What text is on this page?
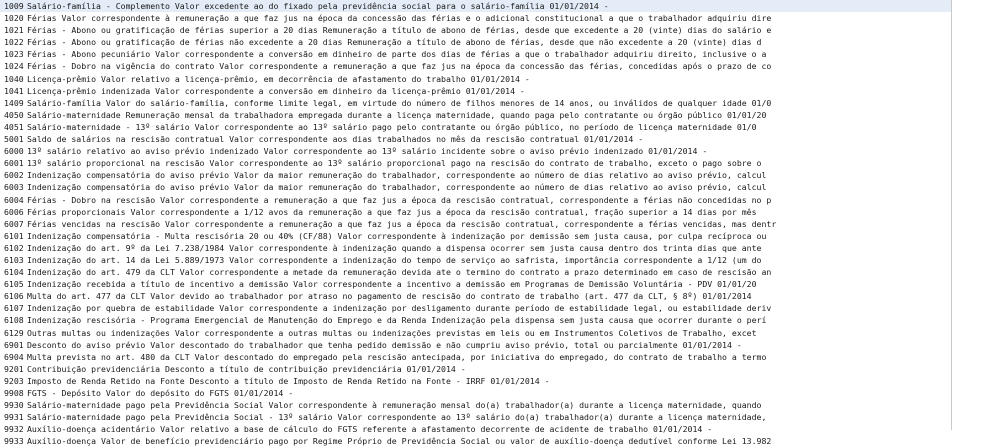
1009 Salário-família - Complemento Valor excedente ao do fixado pela previdência social para o salário-família 01/01/2014 -
1020 Férias Valor correspondente à remuneração a que faz jus na época da concessão das férias e o adicional constitucional a que o trabalhador adquiriu dire
1021 Férias - Abono ou gratificação de férias superior a 20 dias Remuneração a título de abono de férias, desde que excedente a 20 (vinte) dias do salário e
1022 Férias - Abono ou gratificação de férias não excedente a 20 dias Remuneração a título de abono de férias, desde que não excedente a 20 (vinte) dias d
1023 Férias - Abono pecuniário Valor correspondente a conversão em dinheiro de parte dos dias de férias a que o trabalhador adquiriu direito, inclusive o a
1024 Férias - Dobro na vigência do contrato Valor correspondente a remuneração a que faz jus na época da concessão das férias, concedidas após o prazo de co
1040 Licença-prêmio Valor relativo a licença-prêmio, em decorrência de afastamento do trabalho 01/01/2014 -
1041 Licença-prêmio indenizada Valor correspondente a conversão em dinheiro da licença-prêmio 01/01/2014 -
1409 Salário-família Valor do salário-família, conforme limite legal, em virtude do número de filhos menores de 14 anos, ou inválidos de qualquer idade 01/0
4050 Salário-maternidade Remuneração mensal da trabalhadora empregada durante a licença maternidade, quando paga pelo contratante ou órgão público 01/01/20
4051 Salário-maternidade - 13º salário Valor correspondente ao 13º salário pago pelo contratante ou órgão público, no período de licença maternidade 01/0
5001 Saldo de salários na rescisão contratual Valor correspondente aos dias trabalhados no mês da rescisão contratual 01/01/2014 -
6000 13º salário relativo ao aviso prévio indenizado Valor correspondente ao 13º salário incidente sobre o aviso prévio indenizado 01/01/2014 -
6001 13º salário proporcional na rescisão Valor correspondente ao 13º salário proporcional pago na rescisão do contrato de trabalho, exceto o pago sobre o
6002 Indenização compensatória do aviso prévio Valor da maior remuneração do trabalhador, correspondente ao número de dias relativo ao aviso prévio, calcul
6003 Indenização compensatória do aviso prévio Valor da maior remuneração do trabalhador, correspondente ao número de dias relativo ao aviso prévio, calcul
6004 Férias - Dobro na rescisão Valor correspondente a remuneração a que faz jus a época da rescisão contratual, correspondente a férias não concedidas no p
6006 Férias proporcionais Valor correspondente a 1/12 avos da remuneração a que faz jus a época da rescisão contratual, fração superior a 14 dias por mês
6007 Férias vencidas na rescisão Valor correspondente a remuneração a que faz jus a época da rescisão contratual, correspondente a férias vencidas, mas dentr
6101 Indenização compensatória - Multa rescisória 20 ou 40% (CF/88) Valor correspondente à indenização por demissão sem justa causa, por culpa recíproca ou
6102 Indenização do art. 9º da Lei 7.238/1984 Valor correspondente à indenização quando a dispensa ocorrer sem justa causa dentro dos trinta dias que ante
6103 Indenização do art. 14 da Lei 5.889/1973 Valor correspondente a indenização do tempo de serviço ao safrista, importância correspondente a 1/12 (um do
6104 Indenização do art. 479 da CLT Valor correspondente a metade da remuneração devida ate o termino do contrato a prazo determinado em caso de rescisão an
6105 Indenização recebida a título de incentivo a demissão Valor correspondente a incentivo a demissão em Programas de Demissão Voluntária - PDV 01/01/20
6106 Multa do art. 477 da CLT Valor devido ao trabalhador por atraso no pagamento de rescisão do contrato de trabalho (art. 477 da CLT, § 8º) 01/01/2014
6107 Indenização por quebra de estabilidade Valor correspondente a indenização por desligamento durante período de estabilidade legal, ou estabilidade deriv
6108 Indenização rescisória - Programa Emergencial de Manutenção do Emprego e da Renda Indenização pela dispensa sem justa causa que ocorrer durante o perí
6129 Outras multas ou indenizações Valor correspondente a outras multas ou indenizações previstas em leis ou em Instrumentos Coletivos de Trabalho, excet
6901 Desconto do aviso prévio Valor descontado do trabalhador que tenha pedido demissão e não cumpriu aviso prévio, total ou parcialmente 01/01/2014 -
6904 Multa prevista no art. 480 da CLT Valor descontado do empregado pela rescisão antecipada, por iniciativa do empregado, do contrato de trabalho a termo
9201 Contribuição previdenciária Desconto a título de contribuição previdenciária 01/01/2014 -
9203 Imposto de Renda Retido na Fonte Desconto a título de Imposto de Renda Retido na Fonte - IRRF 01/01/2014 -
9908 FGTS - Depósito Valor do depósito do FGTS 01/01/2014 -
9930 Salário-maternidade pago pela Previdência Social Valor correspondente à remuneração mensal do(a) trabalhador(a) durante a licença maternidade, quando
9931 Salário-maternidade pago pela Previdência Social - 13º salário Valor correspondente ao 13º salário do(a) trabalhador(a) durante a licença maternidade,
9932 Auxílio-doença acidentário Valor relativo a base de cálculo do FGTS referente a afastamento decorrente de acidente de trabalho 01/01/2014 -
9933 Auxílio-doença Valor de benefício previdenciário pago por Regime Próprio de Previdência Social ou valor de auxílio-doença dedutível conforme Lei 13.982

# Required task
From the material above, copy everything exactly but the pictures.

# Answer to this exercise
What text is on this page?
1009 Salário-família - Complemento Valor excedente ao do fixado pela previdência social para o salário-família 01/01/2014 -
1020 Férias Valor correspondente à remuneração a que faz jus na época da concessão das férias e o adicional constitucional a que o trabalhador adquiriu dire
1021 Férias - Abono ou gratificação de férias superior a 20 dias Remuneração a título de abono de férias, desde que excedente a 20 (vinte) dias do salário e
1022 Férias - Abono ou gratificação de férias não excedente a 20 dias Remuneração a título de abono de férias, desde que não excedente a 20 (vinte) dias d
1023 Férias - Abono pecuniário Valor correspondente a conversão em dinheiro de parte dos dias de férias a que o trabalhador adquiriu direito, inclusive o a
1024 Férias - Dobro na vigência do contrato Valor correspondente a remuneração a que faz jus na época da concessão das férias, concedidas após o prazo de co
1040 Licença-prêmio Valor relativo a licença-prêmio, em decorrência de afastamento do trabalho 01/01/2014 -
1041 Licença-prêmio indenizada Valor correspondente a conversão em dinheiro da licença-prêmio 01/01/2014 -
1409 Salário-família Valor do salário-família, conforme limite legal, em virtude do número de filhos menores de 14 anos, ou inválidos de qualquer idade 01/0
4050 Salário-maternidade Remuneração mensal da trabalhadora empregada durante a licença maternidade, quando paga pelo contratante ou órgão público 01/01/20
4051 Salário-maternidade - 13º salário Valor correspondente ao 13º salário pago pelo contratante ou órgão público, no período de licença maternidade 01/0
5001 Saldo de salários na rescisão contratual Valor correspondente aos dias trabalhados no mês da rescisão contratual 01/01/2014 -
6000 13º salário relativo ao aviso prévio indenizado Valor correspondente ao 13º salário incidente sobre o aviso prévio indenizado 01/01/2014 -
6001 13º salário proporcional na rescisão Valor correspondente ao 13º salário proporcional pago na rescisão do contrato de trabalho, exceto o pago sobre o
6002 Indenização compensatória do aviso prévio Valor da maior remuneração do trabalhador, correspondente ao número de dias relativo ao aviso prévio, calcul
6003 Indenização compensatória do aviso prévio Valor da maior remuneração do trabalhador, correspondente ao número de dias relativo ao aviso prévio, calcul
6004 Férias - Dobro na rescisão Valor correspondente a remuneração a que faz jus a época da rescisão contratual, correspondente a férias não concedidas no p
6006 Férias proporcionais Valor correspondente a 1/12 avos da remuneração a que faz jus a época da rescisão contratual, fração superior a 14 dias por mês
6007 Férias vencidas na rescisão Valor correspondente a remuneração a que faz jus a época da rescisão contratual, correspondente a férias vencidas, mas dentr
6101 Indenização compensatória - Multa rescisória 20 ou 40% (CF/88) Valor correspondente à indenização por demissão sem justa causa, por culpa recíproca ou
6102 Indenização do art. 9º da Lei 7.238/1984 Valor correspondente à indenização quando a dispensa ocorrer sem justa causa dentro dos trinta dias que ante
6103 Indenização do art. 14 da Lei 5.889/1973 Valor correspondente a indenização do tempo de serviço ao safrista, importância correspondente a 1/12 (um do
6104 Indenização do art. 479 da CLT Valor correspondente a metade da remuneração devida ate o termino do contrato a prazo determinado em caso de rescisão an
6105 Indenização recebida a título de incentivo a demissão Valor correspondente a incentivo a demissão em Programas de Demissão Voluntária - PDV 01/01/20
6106 Multa do art. 477 da CLT Valor devido ao trabalhador por atraso no pagamento de rescisão do contrato de trabalho (art. 477 da CLT, § 8º) 01/01/2014
6107 Indenização por quebra de estabilidade Valor correspondente a indenização por desligamento durante período de estabilidade legal, ou estabilidade deriv
6108 Indenização rescisória - Programa Emergencial de Manutenção do Emprego e da Renda Indenização pela dispensa sem justa causa que ocorrer durante o perí
6129 Outras multas ou indenizações Valor correspondente a outras multas ou indenizações previstas em leis ou em Instrumentos Coletivos de Trabalho, excet
6901 Desconto do aviso prévio Valor descontado do trabalhador que tenha pedido demissão e não cumpriu aviso prévio, total ou parcialmente 01/01/2014 -
6904 Multa prevista no art. 480 da CLT Valor descontado do empregado pela rescisão antecipada, por iniciativa do empregado, do contrato de trabalho a termo
9201 Contribuição previdenciária Desconto a título de contribuição previdenciária 01/01/2014 -
9203 Imposto de Renda Retido na Fonte Desconto a título de Imposto de Renda Retido na Fonte - IRRF 01/01/2014 -
9908 FGTS - Depósito Valor do depósito do FGTS 01/01/2014 -
9930 Salário-maternidade pago pela Previdência Social Valor correspondente à remuneração mensal do(a) trabalhador(a) durante a licença maternidade, quando
9931 Salário-maternidade pago pela Previdência Social - 13º salário Valor correspondente ao 13º salário do(a) trabalhador(a) durante a licença maternidade,
9932 Auxílio-doença acidentário Valor relativo a base de cálculo do FGTS referente a afastamento decorrente de acidente de trabalho 01/01/2014 -
9933 Auxílio-doença Valor de benefício previdenciário pago por Regime Próprio de Previdência Social ou valor de auxílio-doença dedutível conforme Lei 13.982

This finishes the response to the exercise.